# Reading text
========

PULLMAN, Wash. — Student teams from Washington State University College of Engineering and Architecture snagged at least four second-place awards in recent regional competitions with other universities. Their robot, concrete canoe, steel bridge, dune buggy, radio-controlled car and construction management teams made good showings this spring:
WSU Robotics: The WSU Robotics team took its insect-like robot, Caliban, to the SAE Walking Machine Decathlon in Montreal, Canada, April 30-May 1, where it took third place of 17 teams. Club general manager Dan Kenney, Wenatchee, and Mark Fuller, Moses Lake, escorted Caliban, with its 24 legs, through maneuvers. It was the smallest and had the most legs of other entries, thus it made the 3-meter dash in 15 seconds, an improved speed over last year, and one of the fastest at the event.
Caliban is controlled by an R/C transmitter, two drive motors, and batteries. Efforts to make it completely autonomous continue. The WSU Robotics Club will include Caliban on its tour of Spokane public schools the second week in May.
Contact: WSU Robotics Club, 509/335-3867.

Concrete Canoe: The 10th rendition of WSU’s concrete canoe, Lil’ Sloan, placed second in the ASCE NW Regional Conference April 17-19 on Vancouver Lake. This qualifies it for national competition June 17 in Melbourne, Fla. The 20-foot 110-pound faux brick skimmer had the best speed of all entries, but more difficulty in turning, said the team.

========

# Goal of the exercise
According to the article about WSU student teams, how long did Caliban take to complete the 3-meter dash? Rely only on the article about WSU student teams.

# Recorded information
========

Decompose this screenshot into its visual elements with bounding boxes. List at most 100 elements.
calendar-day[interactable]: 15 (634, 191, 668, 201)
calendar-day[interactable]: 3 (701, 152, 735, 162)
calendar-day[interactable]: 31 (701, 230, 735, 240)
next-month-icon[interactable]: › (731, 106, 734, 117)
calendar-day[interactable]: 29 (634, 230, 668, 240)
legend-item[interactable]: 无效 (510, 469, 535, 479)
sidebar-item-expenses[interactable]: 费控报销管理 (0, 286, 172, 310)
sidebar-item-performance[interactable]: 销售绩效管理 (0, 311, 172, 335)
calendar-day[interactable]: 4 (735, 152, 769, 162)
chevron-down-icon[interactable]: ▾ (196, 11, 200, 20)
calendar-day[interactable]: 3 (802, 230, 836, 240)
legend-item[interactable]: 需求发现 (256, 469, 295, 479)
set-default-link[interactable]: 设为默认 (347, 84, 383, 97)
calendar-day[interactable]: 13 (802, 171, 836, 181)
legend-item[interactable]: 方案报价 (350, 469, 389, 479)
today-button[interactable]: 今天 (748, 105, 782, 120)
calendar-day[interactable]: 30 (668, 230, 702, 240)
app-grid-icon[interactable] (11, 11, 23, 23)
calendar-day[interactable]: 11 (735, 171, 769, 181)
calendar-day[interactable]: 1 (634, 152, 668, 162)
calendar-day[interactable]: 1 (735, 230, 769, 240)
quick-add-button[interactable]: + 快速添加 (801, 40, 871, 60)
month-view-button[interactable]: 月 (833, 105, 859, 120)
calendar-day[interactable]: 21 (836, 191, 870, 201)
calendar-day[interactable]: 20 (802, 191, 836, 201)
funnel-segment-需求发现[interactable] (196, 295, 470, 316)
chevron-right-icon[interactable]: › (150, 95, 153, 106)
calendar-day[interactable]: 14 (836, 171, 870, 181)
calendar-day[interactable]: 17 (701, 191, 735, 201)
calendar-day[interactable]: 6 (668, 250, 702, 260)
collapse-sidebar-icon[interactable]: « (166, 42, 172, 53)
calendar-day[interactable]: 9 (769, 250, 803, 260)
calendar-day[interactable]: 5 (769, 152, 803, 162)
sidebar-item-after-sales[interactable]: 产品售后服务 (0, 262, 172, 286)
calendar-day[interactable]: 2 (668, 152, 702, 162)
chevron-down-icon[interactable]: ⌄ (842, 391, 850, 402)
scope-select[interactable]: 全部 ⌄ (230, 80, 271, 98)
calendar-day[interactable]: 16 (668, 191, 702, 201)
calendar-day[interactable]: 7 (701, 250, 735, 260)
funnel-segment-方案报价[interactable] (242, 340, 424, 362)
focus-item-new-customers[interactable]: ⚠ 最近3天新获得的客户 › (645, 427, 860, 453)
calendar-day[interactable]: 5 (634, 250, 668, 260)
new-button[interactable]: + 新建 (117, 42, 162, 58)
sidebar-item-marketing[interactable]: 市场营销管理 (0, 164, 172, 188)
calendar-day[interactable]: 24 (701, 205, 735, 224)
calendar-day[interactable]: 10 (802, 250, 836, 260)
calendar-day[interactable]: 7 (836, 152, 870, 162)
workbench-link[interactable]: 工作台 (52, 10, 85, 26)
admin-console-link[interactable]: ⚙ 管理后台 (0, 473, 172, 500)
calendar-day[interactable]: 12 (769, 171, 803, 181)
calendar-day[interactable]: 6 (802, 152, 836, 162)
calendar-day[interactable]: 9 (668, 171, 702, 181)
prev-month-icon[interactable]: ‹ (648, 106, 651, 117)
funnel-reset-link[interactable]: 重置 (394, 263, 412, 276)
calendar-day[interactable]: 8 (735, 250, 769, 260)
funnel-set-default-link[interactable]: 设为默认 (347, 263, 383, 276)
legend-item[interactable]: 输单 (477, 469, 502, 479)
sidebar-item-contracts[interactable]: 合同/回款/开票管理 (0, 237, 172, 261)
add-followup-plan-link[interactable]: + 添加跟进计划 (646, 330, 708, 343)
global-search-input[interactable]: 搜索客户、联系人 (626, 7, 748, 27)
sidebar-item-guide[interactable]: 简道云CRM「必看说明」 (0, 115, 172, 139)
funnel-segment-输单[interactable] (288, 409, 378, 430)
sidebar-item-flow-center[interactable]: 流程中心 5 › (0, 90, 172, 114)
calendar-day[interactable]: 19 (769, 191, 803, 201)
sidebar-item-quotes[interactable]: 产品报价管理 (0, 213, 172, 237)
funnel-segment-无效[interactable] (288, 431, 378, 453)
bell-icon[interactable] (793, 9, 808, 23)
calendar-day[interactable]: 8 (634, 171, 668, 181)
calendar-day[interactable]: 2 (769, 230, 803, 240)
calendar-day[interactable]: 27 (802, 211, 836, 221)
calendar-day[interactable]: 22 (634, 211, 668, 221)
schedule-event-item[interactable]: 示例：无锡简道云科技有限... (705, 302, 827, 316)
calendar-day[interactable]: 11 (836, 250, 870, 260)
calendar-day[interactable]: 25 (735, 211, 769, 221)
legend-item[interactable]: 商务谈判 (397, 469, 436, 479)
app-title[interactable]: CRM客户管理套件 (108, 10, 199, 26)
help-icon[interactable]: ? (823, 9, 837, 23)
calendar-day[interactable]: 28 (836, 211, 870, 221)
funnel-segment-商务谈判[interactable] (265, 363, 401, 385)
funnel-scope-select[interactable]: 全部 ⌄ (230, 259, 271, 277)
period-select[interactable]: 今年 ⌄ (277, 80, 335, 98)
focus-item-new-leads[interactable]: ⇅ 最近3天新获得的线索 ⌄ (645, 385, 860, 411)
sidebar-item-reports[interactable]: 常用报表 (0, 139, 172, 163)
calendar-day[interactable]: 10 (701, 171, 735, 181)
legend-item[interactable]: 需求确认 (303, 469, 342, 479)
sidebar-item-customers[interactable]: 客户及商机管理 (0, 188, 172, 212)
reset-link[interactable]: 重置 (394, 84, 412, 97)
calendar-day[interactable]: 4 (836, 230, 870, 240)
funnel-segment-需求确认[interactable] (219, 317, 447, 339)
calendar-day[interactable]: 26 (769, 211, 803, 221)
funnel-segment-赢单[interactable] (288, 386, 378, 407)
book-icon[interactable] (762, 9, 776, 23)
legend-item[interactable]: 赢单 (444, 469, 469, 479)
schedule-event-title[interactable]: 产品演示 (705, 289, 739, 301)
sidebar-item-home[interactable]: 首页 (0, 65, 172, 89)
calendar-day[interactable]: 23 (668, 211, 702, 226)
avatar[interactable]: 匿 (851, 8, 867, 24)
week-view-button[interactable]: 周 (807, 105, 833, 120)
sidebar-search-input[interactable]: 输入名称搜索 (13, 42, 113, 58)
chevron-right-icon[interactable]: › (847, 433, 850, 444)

========

# Answer to the task
15 seconds